Excerpts from a figure dataset
** begin **

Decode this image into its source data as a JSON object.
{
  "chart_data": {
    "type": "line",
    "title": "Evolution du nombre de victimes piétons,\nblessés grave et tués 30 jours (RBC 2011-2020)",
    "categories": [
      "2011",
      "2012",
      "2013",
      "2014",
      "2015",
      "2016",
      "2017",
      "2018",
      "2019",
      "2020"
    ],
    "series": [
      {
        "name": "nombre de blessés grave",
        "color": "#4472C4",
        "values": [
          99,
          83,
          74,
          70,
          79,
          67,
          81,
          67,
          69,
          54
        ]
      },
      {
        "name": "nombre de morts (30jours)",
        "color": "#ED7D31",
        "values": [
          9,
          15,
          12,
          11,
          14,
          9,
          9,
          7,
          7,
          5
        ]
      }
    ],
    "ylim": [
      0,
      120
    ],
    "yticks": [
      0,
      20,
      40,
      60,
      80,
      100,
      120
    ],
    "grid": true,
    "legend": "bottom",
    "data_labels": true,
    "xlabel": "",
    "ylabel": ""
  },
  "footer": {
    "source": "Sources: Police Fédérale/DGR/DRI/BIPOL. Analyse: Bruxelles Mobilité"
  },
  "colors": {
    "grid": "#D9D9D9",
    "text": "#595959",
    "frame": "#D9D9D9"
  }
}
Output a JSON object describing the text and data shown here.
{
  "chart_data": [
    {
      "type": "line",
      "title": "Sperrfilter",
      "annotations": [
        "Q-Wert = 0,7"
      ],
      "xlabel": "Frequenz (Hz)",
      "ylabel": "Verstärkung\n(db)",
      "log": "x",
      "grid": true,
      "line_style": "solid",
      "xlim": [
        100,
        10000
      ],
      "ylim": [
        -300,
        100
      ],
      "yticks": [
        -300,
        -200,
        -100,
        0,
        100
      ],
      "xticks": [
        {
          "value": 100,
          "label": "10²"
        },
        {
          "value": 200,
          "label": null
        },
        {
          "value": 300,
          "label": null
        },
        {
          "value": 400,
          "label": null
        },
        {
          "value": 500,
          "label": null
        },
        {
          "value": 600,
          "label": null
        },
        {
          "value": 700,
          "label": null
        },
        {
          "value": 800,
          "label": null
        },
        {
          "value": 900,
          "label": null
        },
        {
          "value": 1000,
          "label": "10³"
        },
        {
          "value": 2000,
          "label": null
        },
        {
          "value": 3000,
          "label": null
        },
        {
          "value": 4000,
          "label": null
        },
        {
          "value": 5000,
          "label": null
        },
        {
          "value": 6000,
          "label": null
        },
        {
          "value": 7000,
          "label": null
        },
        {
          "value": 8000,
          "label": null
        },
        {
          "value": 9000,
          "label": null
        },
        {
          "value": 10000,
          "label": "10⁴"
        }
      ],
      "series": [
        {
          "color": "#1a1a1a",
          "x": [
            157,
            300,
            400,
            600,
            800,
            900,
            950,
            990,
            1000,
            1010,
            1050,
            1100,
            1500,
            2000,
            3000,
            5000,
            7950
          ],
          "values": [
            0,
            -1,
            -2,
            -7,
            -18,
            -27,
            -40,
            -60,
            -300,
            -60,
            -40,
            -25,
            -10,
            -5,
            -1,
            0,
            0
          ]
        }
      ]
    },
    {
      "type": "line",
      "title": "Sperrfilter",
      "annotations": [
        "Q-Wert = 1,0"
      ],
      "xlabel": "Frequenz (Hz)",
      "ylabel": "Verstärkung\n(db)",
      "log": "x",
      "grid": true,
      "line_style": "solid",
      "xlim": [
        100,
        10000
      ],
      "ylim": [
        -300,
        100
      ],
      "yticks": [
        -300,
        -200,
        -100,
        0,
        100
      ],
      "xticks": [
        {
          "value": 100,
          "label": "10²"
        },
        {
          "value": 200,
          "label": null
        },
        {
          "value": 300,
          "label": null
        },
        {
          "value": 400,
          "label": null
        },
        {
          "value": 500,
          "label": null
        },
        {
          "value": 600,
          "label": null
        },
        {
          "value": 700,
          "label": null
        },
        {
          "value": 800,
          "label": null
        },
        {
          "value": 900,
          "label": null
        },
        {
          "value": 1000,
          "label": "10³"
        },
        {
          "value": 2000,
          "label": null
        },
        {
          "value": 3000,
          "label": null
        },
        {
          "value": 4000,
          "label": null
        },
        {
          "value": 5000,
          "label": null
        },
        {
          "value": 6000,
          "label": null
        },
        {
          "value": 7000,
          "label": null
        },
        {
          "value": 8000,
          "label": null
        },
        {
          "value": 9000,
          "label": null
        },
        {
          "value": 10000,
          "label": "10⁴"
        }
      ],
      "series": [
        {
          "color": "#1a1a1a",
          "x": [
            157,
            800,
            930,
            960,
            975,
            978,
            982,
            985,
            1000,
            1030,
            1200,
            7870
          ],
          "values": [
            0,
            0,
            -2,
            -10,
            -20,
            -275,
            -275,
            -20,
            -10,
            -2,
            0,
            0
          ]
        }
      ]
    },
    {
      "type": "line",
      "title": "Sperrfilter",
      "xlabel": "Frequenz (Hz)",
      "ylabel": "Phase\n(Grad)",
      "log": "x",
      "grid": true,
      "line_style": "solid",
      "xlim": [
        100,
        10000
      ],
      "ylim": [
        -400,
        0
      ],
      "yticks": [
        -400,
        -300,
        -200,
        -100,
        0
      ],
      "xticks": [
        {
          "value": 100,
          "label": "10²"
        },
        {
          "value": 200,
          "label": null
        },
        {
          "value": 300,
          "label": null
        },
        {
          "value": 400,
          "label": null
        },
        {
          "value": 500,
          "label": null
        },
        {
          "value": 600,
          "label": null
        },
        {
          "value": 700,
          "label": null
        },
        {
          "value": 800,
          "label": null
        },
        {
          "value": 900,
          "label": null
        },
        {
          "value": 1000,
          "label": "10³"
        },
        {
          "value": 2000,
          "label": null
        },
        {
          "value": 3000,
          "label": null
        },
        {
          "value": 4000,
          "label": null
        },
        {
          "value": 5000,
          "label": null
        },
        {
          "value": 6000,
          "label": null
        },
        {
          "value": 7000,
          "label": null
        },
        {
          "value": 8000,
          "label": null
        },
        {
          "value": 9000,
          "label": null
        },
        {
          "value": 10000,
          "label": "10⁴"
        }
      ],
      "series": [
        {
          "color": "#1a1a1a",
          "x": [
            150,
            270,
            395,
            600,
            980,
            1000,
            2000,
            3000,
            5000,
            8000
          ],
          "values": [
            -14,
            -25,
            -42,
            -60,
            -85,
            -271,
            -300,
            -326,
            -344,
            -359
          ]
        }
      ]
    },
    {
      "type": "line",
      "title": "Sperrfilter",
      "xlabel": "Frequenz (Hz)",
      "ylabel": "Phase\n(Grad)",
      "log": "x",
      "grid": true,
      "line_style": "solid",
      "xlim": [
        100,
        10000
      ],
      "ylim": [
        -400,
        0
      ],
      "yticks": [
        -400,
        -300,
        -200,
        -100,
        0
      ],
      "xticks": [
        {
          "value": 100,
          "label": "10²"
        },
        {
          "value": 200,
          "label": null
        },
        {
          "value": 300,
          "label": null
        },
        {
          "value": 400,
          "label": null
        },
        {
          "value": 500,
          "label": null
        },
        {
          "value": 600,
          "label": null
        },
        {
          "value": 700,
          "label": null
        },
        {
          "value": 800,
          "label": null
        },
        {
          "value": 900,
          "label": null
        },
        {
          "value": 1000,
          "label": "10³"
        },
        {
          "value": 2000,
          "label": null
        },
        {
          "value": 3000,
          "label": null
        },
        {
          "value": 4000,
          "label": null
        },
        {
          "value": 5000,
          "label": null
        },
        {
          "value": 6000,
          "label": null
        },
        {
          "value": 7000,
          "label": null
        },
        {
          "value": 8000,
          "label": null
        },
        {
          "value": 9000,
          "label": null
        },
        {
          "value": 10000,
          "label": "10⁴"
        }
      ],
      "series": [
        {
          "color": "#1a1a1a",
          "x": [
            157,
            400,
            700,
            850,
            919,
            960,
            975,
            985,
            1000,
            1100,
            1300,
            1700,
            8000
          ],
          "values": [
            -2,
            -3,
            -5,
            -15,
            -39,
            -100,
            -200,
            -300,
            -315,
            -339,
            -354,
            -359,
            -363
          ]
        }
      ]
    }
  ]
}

** end **

→ **SHORT EXERCISE**
From the material, report only how many lines include the word "JSON".

→ **RIGHT ANSWER**
2